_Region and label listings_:
———
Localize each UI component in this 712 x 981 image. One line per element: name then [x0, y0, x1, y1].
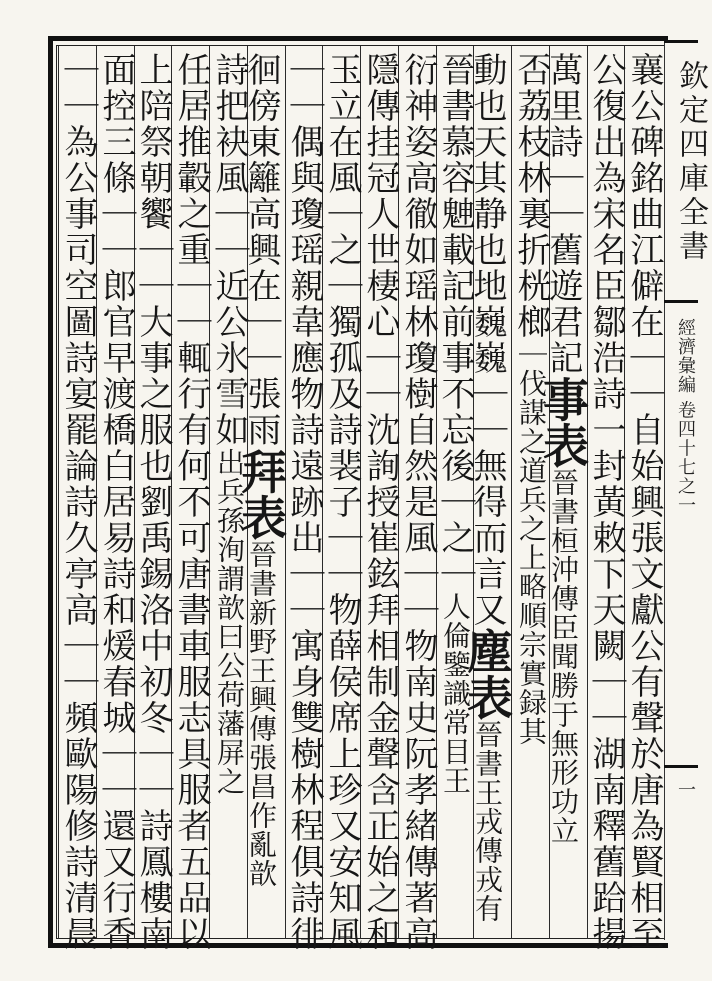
column-text: 萬里詩｜｜舊遊君記 [543, 52, 583, 376]
column-text: 否荔枝林裏折桄榔 [511, 52, 551, 340]
column-text: ｜伐謀之道兵之上略順宗實録其 [515, 340, 548, 746]
text-column [511, 52, 551, 746]
column-text: 晉書新野王興傳張昌作亂歆 [245, 540, 278, 888]
book-title: 欽定四庫全書 [673, 60, 708, 264]
text-column [58, 52, 98, 952]
text-column [536, 52, 590, 845]
column-text: ｜｜為公事司空圖詩宴罷論詩久亭高｜｜頻歐陽修詩清晨 [58, 52, 98, 952]
folio-mark: 一 [675, 780, 696, 798]
column-text: 上陪祭朝饗｜｜大事之服也劉禹錫洛中初冬｜｜詩鳳樓南 [133, 52, 173, 952]
text-column [133, 52, 173, 952]
column-text: 公復出為宋名臣鄒浩詩一封黃敕下天闕｜｜湖南釋舊跲揚 [586, 52, 626, 952]
margin-rule-lower [664, 765, 698, 768]
column-text: 晉書王戎傳戎有 [471, 720, 504, 923]
entry-heading: 塵表 [460, 628, 514, 720]
column-text: 任居推轂之重｜｜輒行有何不可唐書車服志具服者五品以 [171, 52, 211, 952]
text-column [209, 52, 249, 796]
text-column [624, 52, 664, 952]
column-text: 面控三條｜｜郎官早渡橋白居易詩和煖春城｜｜還又行香 [96, 52, 136, 952]
text-column [284, 52, 324, 952]
text-column [435, 52, 475, 795]
text-column [398, 52, 438, 952]
entry-heading: 拜表 [234, 448, 288, 540]
column-text: 人倫鑒識常目王 [439, 592, 472, 795]
margin-rule-mid [664, 300, 698, 303]
text-column [96, 52, 136, 952]
column-text: 晉書慕容䰠載記前事不忘後｜之｜ [435, 52, 475, 592]
text-column [322, 52, 362, 952]
text-column [171, 52, 211, 952]
column-text: 隱傳挂冠人世棲心｜｜沈詢授崔鉉拜相制金聲含正始之和 [360, 52, 400, 952]
text-column [234, 52, 288, 888]
column-text: 襄公碑銘曲江僻在｜｜自始興張文獻公有聲於唐為賢相至 [624, 52, 664, 952]
column-text: 動也天其静也地巍巍｜｜無得而言又 [467, 52, 507, 628]
column-text: 玉立在風｜之｜獨孤及詩裴子｜｜物薛侯席上珍又安知風 [322, 52, 362, 952]
column-text: 徊傍東籬高興在｜｜張雨 [241, 52, 281, 448]
column-text: ｜｜偶與瓊瑶親韋應物詩遠跡出｜｜寓身雙樹林程俱詩徘 [284, 52, 324, 952]
chapter-label: 經濟彙編 卷四十七之一 [675, 318, 696, 515]
column-text: 詩把袂風｜｜近公氷雪如 [209, 52, 249, 448]
text-column [460, 52, 514, 923]
column-text: 晉書桓沖傳臣聞勝于無形功立 [547, 468, 580, 845]
text-column [586, 52, 626, 952]
entry-heading: 事表 [536, 376, 590, 468]
column-text: 出兵孫洵謂歆曰公荷藩屏之 [213, 448, 246, 796]
margin-rule-top [664, 40, 698, 43]
column-text: 衍神姿高徹如瑶林瓊樹自然是風｜｜物南史阮孝緒傳著高 [398, 52, 438, 952]
text-column [360, 52, 400, 952]
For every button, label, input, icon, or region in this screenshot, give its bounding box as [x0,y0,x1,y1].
———
_What to work on_: Duplicate every line of the records above exactly as they appear, but leave out the pictures.

_Expected answer_:
Localize each UI component in this 712 x 981 image. One line per element: name then [x0, y0, x1, y1].
column-text: 萬里詩｜｜舊遊君記 [543, 52, 583, 376]
column-text: 否荔枝林裏折桄榔 [511, 52, 551, 340]
column-text: ｜伐謀之道兵之上略順宗實録其 [515, 340, 548, 746]
text-column [511, 52, 551, 746]
column-text: 晉書新野王興傳張昌作亂歆 [245, 540, 278, 888]
book-title: 欽定四庫全書 [673, 60, 708, 264]
text-column [58, 52, 98, 952]
text-column [536, 52, 590, 845]
column-text: ｜｜為公事司空圖詩宴罷論詩久亭高｜｜頻歐陽修詩清晨 [58, 52, 98, 952]
folio-mark: 一 [675, 780, 696, 798]
column-text: 上陪祭朝饗｜｜大事之服也劉禹錫洛中初冬｜｜詩鳳樓南 [133, 52, 173, 952]
text-column [133, 52, 173, 952]
column-text: 公復出為宋名臣鄒浩詩一封黃敕下天闕｜｜湖南釋舊跲揚 [586, 52, 626, 952]
margin-rule-lower [664, 765, 698, 768]
column-text: 晉書王戎傳戎有 [471, 720, 504, 923]
entry-heading: 塵表 [460, 628, 514, 720]
column-text: 任居推轂之重｜｜輒行有何不可唐書車服志具服者五品以 [171, 52, 211, 952]
text-column [209, 52, 249, 796]
text-column [624, 52, 664, 952]
column-text: 面控三條｜｜郎官早渡橋白居易詩和煖春城｜｜還又行香 [96, 52, 136, 952]
text-column [284, 52, 324, 952]
text-column [435, 52, 475, 795]
text-column [398, 52, 438, 952]
entry-heading: 拜表 [234, 448, 288, 540]
column-text: 人倫鑒識常目王 [439, 592, 472, 795]
margin-rule-mid [664, 300, 698, 303]
text-column [96, 52, 136, 952]
column-text: 晉書慕容䰠載記前事不忘後｜之｜ [435, 52, 475, 592]
text-column [322, 52, 362, 952]
text-column [171, 52, 211, 952]
column-text: 隱傳挂冠人世棲心｜｜沈詢授崔鉉拜相制金聲含正始之和 [360, 52, 400, 952]
text-column [234, 52, 288, 888]
column-text: 襄公碑銘曲江僻在｜｜自始興張文獻公有聲於唐為賢相至 [624, 52, 664, 952]
column-text: 動也天其静也地巍巍｜｜無得而言又 [467, 52, 507, 628]
column-text: 玉立在風｜之｜獨孤及詩裴子｜｜物薛侯席上珍又安知風 [322, 52, 362, 952]
column-text: 徊傍東籬高興在｜｜張雨 [241, 52, 281, 448]
column-text: ｜｜偶與瓊瑶親韋應物詩遠跡出｜｜寓身雙樹林程俱詩徘 [284, 52, 324, 952]
chapter-label: 經濟彙編 卷四十七之一 [675, 318, 696, 515]
column-text: 詩把袂風｜｜近公氷雪如 [209, 52, 249, 448]
text-column [460, 52, 514, 923]
column-text: 晉書桓沖傳臣聞勝于無形功立 [547, 468, 580, 845]
text-column [586, 52, 626, 952]
entry-heading: 事表 [536, 376, 590, 468]
column-text: 出兵孫洵謂歆曰公荷藩屏之 [213, 448, 246, 796]
margin-rule-top [664, 40, 698, 43]
column-text: 衍神姿高徹如瑶林瓊樹自然是風｜｜物南史阮孝緒傳著高 [398, 52, 438, 952]
text-column [360, 52, 400, 952]
For every button, label, input, icon, or region in this screenshot, give its bounding box as [x0,y0,x1,y1].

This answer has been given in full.